___ Material supplied ___

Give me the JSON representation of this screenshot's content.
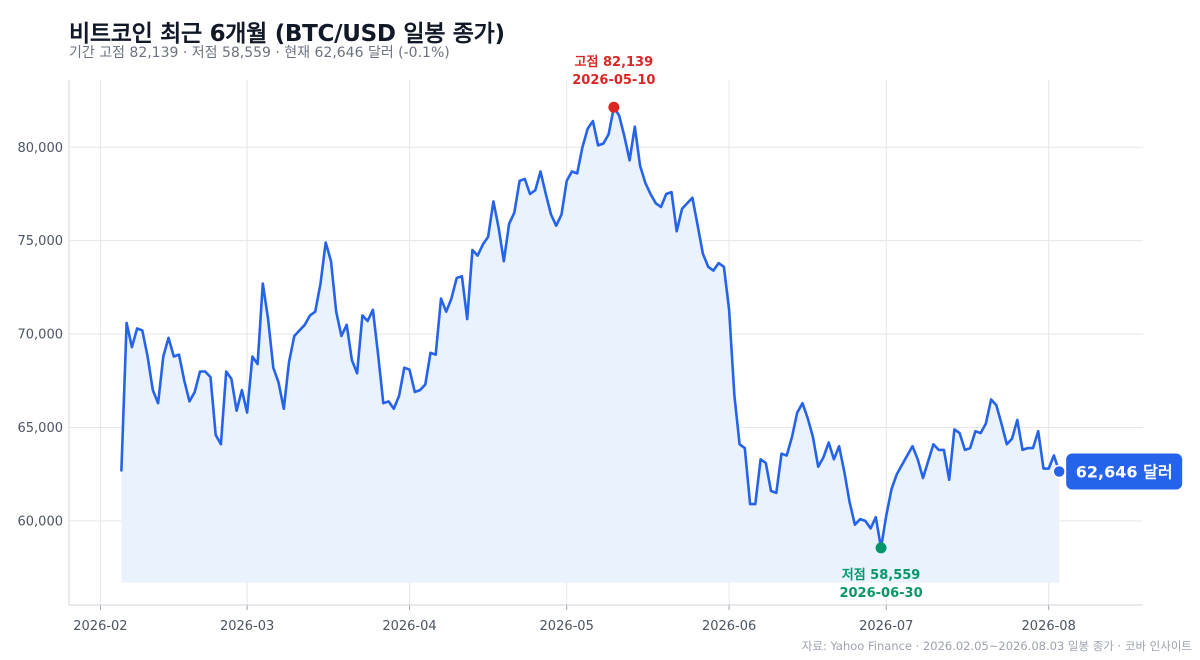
{
  "header": {
    "title": "비트코인 최근 6개월 (BTC/USD 일봉 종가)",
    "subtitle": "기간 고점 82,139 · 저점 58,559 · 현재 62,646 달러 (-0.1%)"
  },
  "footer": {
    "source": "자료: Yahoo Finance · 2026.02.05~2026.08.03 일봉 종가 · 코바 인사이트"
  },
  "colors": {
    "line": "#2563eb",
    "fill": "#eaf2fd",
    "high": "#dc2626",
    "low": "#059669",
    "grid": "#e5e7eb"
  },
  "chart_data": {
    "type": "area",
    "title": "비트코인 최근 6개월 (BTC/USD 일봉 종가)",
    "xlabel": "",
    "ylabel": "",
    "x_ticks": [
      "2026-02",
      "2026-03",
      "2026-04",
      "2026-05",
      "2026-06",
      "2026-07",
      "2026-08"
    ],
    "y_ticks": [
      "60,000",
      "65,000",
      "70,000",
      "75,000",
      "80,000"
    ],
    "xlim": [
      "2026-01-26",
      "2026-08-19"
    ],
    "ylim": [
      55500,
      83600
    ],
    "grid": true,
    "series": [
      {
        "points": [
          [
            "2026-02-05",
            62700
          ],
          [
            "2026-02-06",
            70600
          ],
          [
            "2026-02-07",
            69300
          ],
          [
            "2026-02-08",
            70300
          ],
          [
            "2026-02-09",
            70200
          ],
          [
            "2026-02-10",
            68800
          ],
          [
            "2026-02-11",
            67000
          ],
          [
            "2026-02-12",
            66300
          ],
          [
            "2026-02-13",
            68800
          ],
          [
            "2026-02-14",
            69800
          ],
          [
            "2026-02-15",
            68800
          ],
          [
            "2026-02-16",
            68900
          ],
          [
            "2026-02-17",
            67500
          ],
          [
            "2026-02-18",
            66400
          ],
          [
            "2026-02-19",
            66900
          ],
          [
            "2026-02-20",
            68000
          ],
          [
            "2026-02-21",
            68000
          ],
          [
            "2026-02-22",
            67700
          ],
          [
            "2026-02-23",
            64600
          ],
          [
            "2026-02-24",
            64100
          ],
          [
            "2026-02-25",
            68000
          ],
          [
            "2026-02-26",
            67600
          ],
          [
            "2026-02-27",
            65900
          ],
          [
            "2026-02-28",
            67000
          ],
          [
            "2026-03-01",
            65800
          ],
          [
            "2026-03-02",
            68800
          ],
          [
            "2026-03-03",
            68400
          ],
          [
            "2026-03-04",
            72700
          ],
          [
            "2026-03-05",
            70800
          ],
          [
            "2026-03-06",
            68200
          ],
          [
            "2026-03-07",
            67400
          ],
          [
            "2026-03-08",
            66000
          ],
          [
            "2026-03-09",
            68500
          ],
          [
            "2026-03-10",
            69900
          ],
          [
            "2026-03-11",
            70200
          ],
          [
            "2026-03-12",
            70500
          ],
          [
            "2026-03-13",
            71000
          ],
          [
            "2026-03-14",
            71200
          ],
          [
            "2026-03-15",
            72700
          ],
          [
            "2026-03-16",
            74900
          ],
          [
            "2026-03-17",
            73900
          ],
          [
            "2026-03-18",
            71200
          ],
          [
            "2026-03-19",
            69900
          ],
          [
            "2026-03-20",
            70500
          ],
          [
            "2026-03-21",
            68600
          ],
          [
            "2026-03-22",
            67900
          ],
          [
            "2026-03-23",
            71000
          ],
          [
            "2026-03-24",
            70700
          ],
          [
            "2026-03-25",
            71300
          ],
          [
            "2026-03-26",
            68900
          ],
          [
            "2026-03-27",
            66300
          ],
          [
            "2026-03-28",
            66400
          ],
          [
            "2026-03-29",
            66000
          ],
          [
            "2026-03-30",
            66700
          ],
          [
            "2026-03-31",
            68200
          ],
          [
            "2026-04-01",
            68100
          ],
          [
            "2026-04-02",
            66900
          ],
          [
            "2026-04-03",
            67000
          ],
          [
            "2026-04-04",
            67300
          ],
          [
            "2026-04-05",
            69000
          ],
          [
            "2026-04-06",
            68900
          ],
          [
            "2026-04-07",
            71900
          ],
          [
            "2026-04-08",
            71200
          ],
          [
            "2026-04-09",
            71900
          ],
          [
            "2026-04-10",
            73000
          ],
          [
            "2026-04-11",
            73100
          ],
          [
            "2026-04-12",
            70800
          ],
          [
            "2026-04-13",
            74500
          ],
          [
            "2026-04-14",
            74200
          ],
          [
            "2026-04-15",
            74800
          ],
          [
            "2026-04-16",
            75200
          ],
          [
            "2026-04-17",
            77100
          ],
          [
            "2026-04-18",
            75700
          ],
          [
            "2026-04-19",
            73900
          ],
          [
            "2026-04-20",
            75900
          ],
          [
            "2026-04-21",
            76500
          ],
          [
            "2026-04-22",
            78200
          ],
          [
            "2026-04-23",
            78300
          ],
          [
            "2026-04-24",
            77500
          ],
          [
            "2026-04-25",
            77700
          ],
          [
            "2026-04-26",
            78700
          ],
          [
            "2026-04-27",
            77500
          ],
          [
            "2026-04-28",
            76400
          ],
          [
            "2026-04-29",
            75800
          ],
          [
            "2026-04-30",
            76400
          ],
          [
            "2026-05-01",
            78200
          ],
          [
            "2026-05-02",
            78700
          ],
          [
            "2026-05-03",
            78600
          ],
          [
            "2026-05-04",
            80000
          ],
          [
            "2026-05-05",
            81000
          ],
          [
            "2026-05-06",
            81400
          ],
          [
            "2026-05-07",
            80100
          ],
          [
            "2026-05-08",
            80200
          ],
          [
            "2026-05-09",
            80700
          ],
          [
            "2026-05-10",
            82139
          ],
          [
            "2026-05-11",
            81700
          ],
          [
            "2026-05-12",
            80600
          ],
          [
            "2026-05-13",
            79300
          ],
          [
            "2026-05-14",
            81100
          ],
          [
            "2026-05-15",
            79000
          ],
          [
            "2026-05-16",
            78100
          ],
          [
            "2026-05-17",
            77500
          ],
          [
            "2026-05-18",
            77000
          ],
          [
            "2026-05-19",
            76800
          ],
          [
            "2026-05-20",
            77500
          ],
          [
            "2026-05-21",
            77600
          ],
          [
            "2026-05-22",
            75500
          ],
          [
            "2026-05-23",
            76700
          ],
          [
            "2026-05-24",
            77000
          ],
          [
            "2026-05-25",
            77300
          ],
          [
            "2026-05-26",
            75800
          ],
          [
            "2026-05-27",
            74300
          ],
          [
            "2026-05-28",
            73600
          ],
          [
            "2026-05-29",
            73400
          ],
          [
            "2026-05-30",
            73800
          ],
          [
            "2026-05-31",
            73600
          ],
          [
            "2026-06-01",
            71300
          ],
          [
            "2026-06-02",
            66700
          ],
          [
            "2026-06-03",
            64100
          ],
          [
            "2026-06-04",
            63900
          ],
          [
            "2026-06-05",
            60900
          ],
          [
            "2026-06-06",
            60900
          ],
          [
            "2026-06-07",
            63300
          ],
          [
            "2026-06-08",
            63100
          ],
          [
            "2026-06-09",
            61600
          ],
          [
            "2026-06-10",
            61500
          ],
          [
            "2026-06-11",
            63600
          ],
          [
            "2026-06-12",
            63500
          ],
          [
            "2026-06-13",
            64500
          ],
          [
            "2026-06-14",
            65800
          ],
          [
            "2026-06-15",
            66300
          ],
          [
            "2026-06-16",
            65500
          ],
          [
            "2026-06-17",
            64500
          ],
          [
            "2026-06-18",
            62900
          ],
          [
            "2026-06-19",
            63400
          ],
          [
            "2026-06-20",
            64200
          ],
          [
            "2026-06-21",
            63300
          ],
          [
            "2026-06-22",
            64000
          ],
          [
            "2026-06-23",
            62600
          ],
          [
            "2026-06-24",
            61000
          ],
          [
            "2026-06-25",
            59800
          ],
          [
            "2026-06-26",
            60100
          ],
          [
            "2026-06-27",
            60000
          ],
          [
            "2026-06-28",
            59600
          ],
          [
            "2026-06-29",
            60200
          ],
          [
            "2026-06-30",
            58559
          ],
          [
            "2026-07-01",
            60300
          ],
          [
            "2026-07-02",
            61700
          ],
          [
            "2026-07-03",
            62500
          ],
          [
            "2026-07-04",
            63000
          ],
          [
            "2026-07-05",
            63500
          ],
          [
            "2026-07-06",
            64000
          ],
          [
            "2026-07-07",
            63300
          ],
          [
            "2026-07-08",
            62300
          ],
          [
            "2026-07-09",
            63200
          ],
          [
            "2026-07-10",
            64100
          ],
          [
            "2026-07-11",
            63800
          ],
          [
            "2026-07-12",
            63800
          ],
          [
            "2026-07-13",
            62200
          ],
          [
            "2026-07-14",
            64900
          ],
          [
            "2026-07-15",
            64700
          ],
          [
            "2026-07-16",
            63800
          ],
          [
            "2026-07-17",
            63900
          ],
          [
            "2026-07-18",
            64800
          ],
          [
            "2026-07-19",
            64700
          ],
          [
            "2026-07-20",
            65200
          ],
          [
            "2026-07-21",
            66500
          ],
          [
            "2026-07-22",
            66200
          ],
          [
            "2026-07-23",
            65200
          ],
          [
            "2026-07-24",
            64100
          ],
          [
            "2026-07-25",
            64400
          ],
          [
            "2026-07-26",
            65400
          ],
          [
            "2026-07-27",
            63800
          ],
          [
            "2026-07-28",
            63900
          ],
          [
            "2026-07-29",
            63900
          ],
          [
            "2026-07-30",
            64800
          ],
          [
            "2026-07-31",
            62800
          ],
          [
            "2026-08-01",
            62800
          ],
          [
            "2026-08-02",
            63500
          ],
          [
            "2026-08-03",
            62646
          ]
        ]
      }
    ],
    "annotations": {
      "high": {
        "date": "2026-05-10",
        "value": 82139,
        "label": "고점 82,139",
        "date_label": "2026-05-10"
      },
      "low": {
        "date": "2026-06-30",
        "value": 58559,
        "label": "저점 58,559",
        "date_label": "2026-06-30"
      },
      "current": {
        "date": "2026-08-03",
        "value": 62646,
        "label": "62,646 달러"
      }
    }
  }
}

___

_Goal_:
Filter the data for the string "value" and copy every line that has it.

_Finished answer_:
        "value": 82139,
        "value": 58559,
        "value": 62646,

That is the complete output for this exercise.